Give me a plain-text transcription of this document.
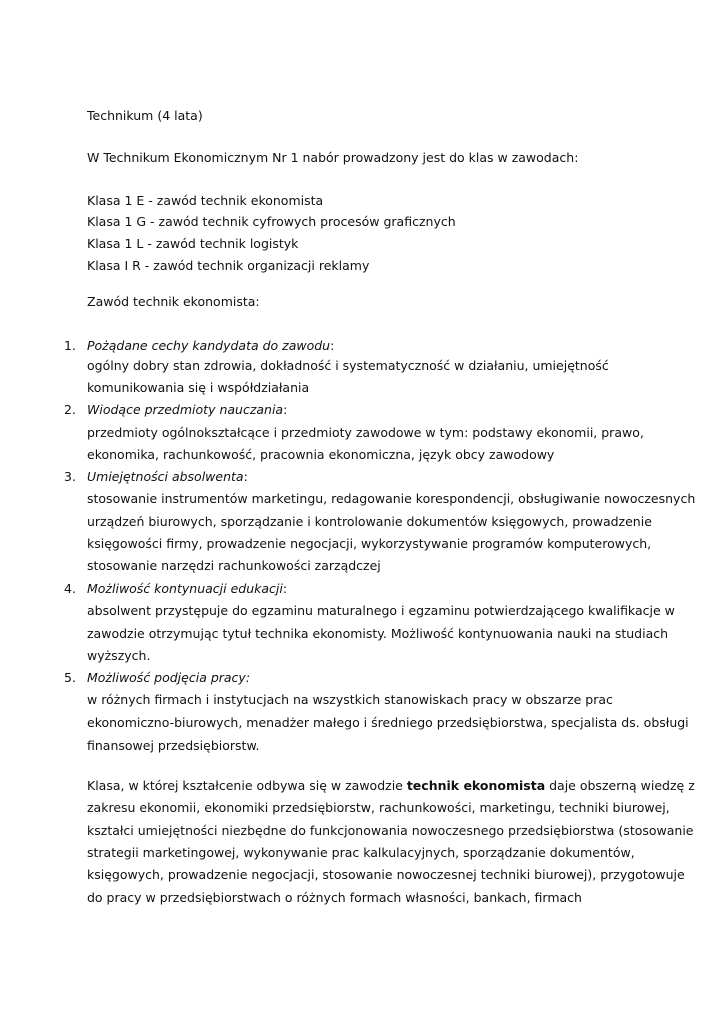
Technikum (4 lata)
W Technikum Ekonomicznym Nr 1 nabór prowadzony jest do klas w zawodach:
Klasa 1 E - zawód technik ekonomista
Klasa 1 G - zawód technik cyfrowych procesów graficznych
Klasa 1 L - zawód technik logistyk
Klasa I R - zawód technik organizacji reklamy
Zawód technik ekonomista:
1. Pożądane cechy kandydata do zawodu:
ogólny dobry stan zdrowia, dokładność i systematyczność w działaniu, umiejętność
komunikowania się i współdziałania
2. Wiodące przedmioty nauczania:
przedmioty ogólnokształcące i przedmioty zawodowe w tym: podstawy ekonomii, prawo,
ekonomika, rachunkowość, pracownia ekonomiczna, język obcy zawodowy
3. Umiejętności absolwenta:
stosowanie instrumentów marketingu, redagowanie korespondencji, obsługiwanie nowoczesnych
urządzeń biurowych, sporządzanie i kontrolowanie dokumentów księgowych, prowadzenie
księgowości firmy, prowadzenie negocjacji, wykorzystywanie programów komputerowych,
stosowanie narzędzi rachunkowości zarządczej
4. Możliwość kontynuacji edukacji:
absolwent przystępuje do egzaminu maturalnego i egzaminu potwierdzającego kwalifikacje w
zawodzie otrzymując tytuł technika ekonomisty. Możliwość kontynuowania nauki na studiach
wyższych.
5. Możliwość podjęcia pracy:
w różnych firmach i instytucjach na wszystkich stanowiskach pracy w obszarze prac
ekonomiczno-biurowych, menadżer małego i średniego przedsiębiorstwa, specjalista ds. obsługi
finansowej przedsiębiorstw.
Klasa, w której kształcenie odbywa się w zawodzie technik ekonomista daje obszerną wiedzę z
zakresu ekonomii, ekonomiki przedsiębiorstw, rachunkowości, marketingu, techniki biurowej,
kształci umiejętności niezbędne do funkcjonowania nowoczesnego przedsiębiorstwa (stosowanie
strategii marketingowej, wykonywanie prac kalkulacyjnych, sporządzanie dokumentów,
księgowych, prowadzenie negocjacji, stosowanie nowoczesnej techniki biurowej), przygotowuje
do pracy w przedsiębiorstwach o różnych formach własności, bankach, firmach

—————

#### [Given instruction]
Take every line containing the word "biurowej" and copy it.

#### [Written answer]
zakresu ekonomii, ekonomiki przedsiębiorstw, rachunkowości, marketingu, techniki biurowej,
księgowych, prowadzenie negocjacji, stosowanie nowoczesnej techniki biurowej), przygotowuje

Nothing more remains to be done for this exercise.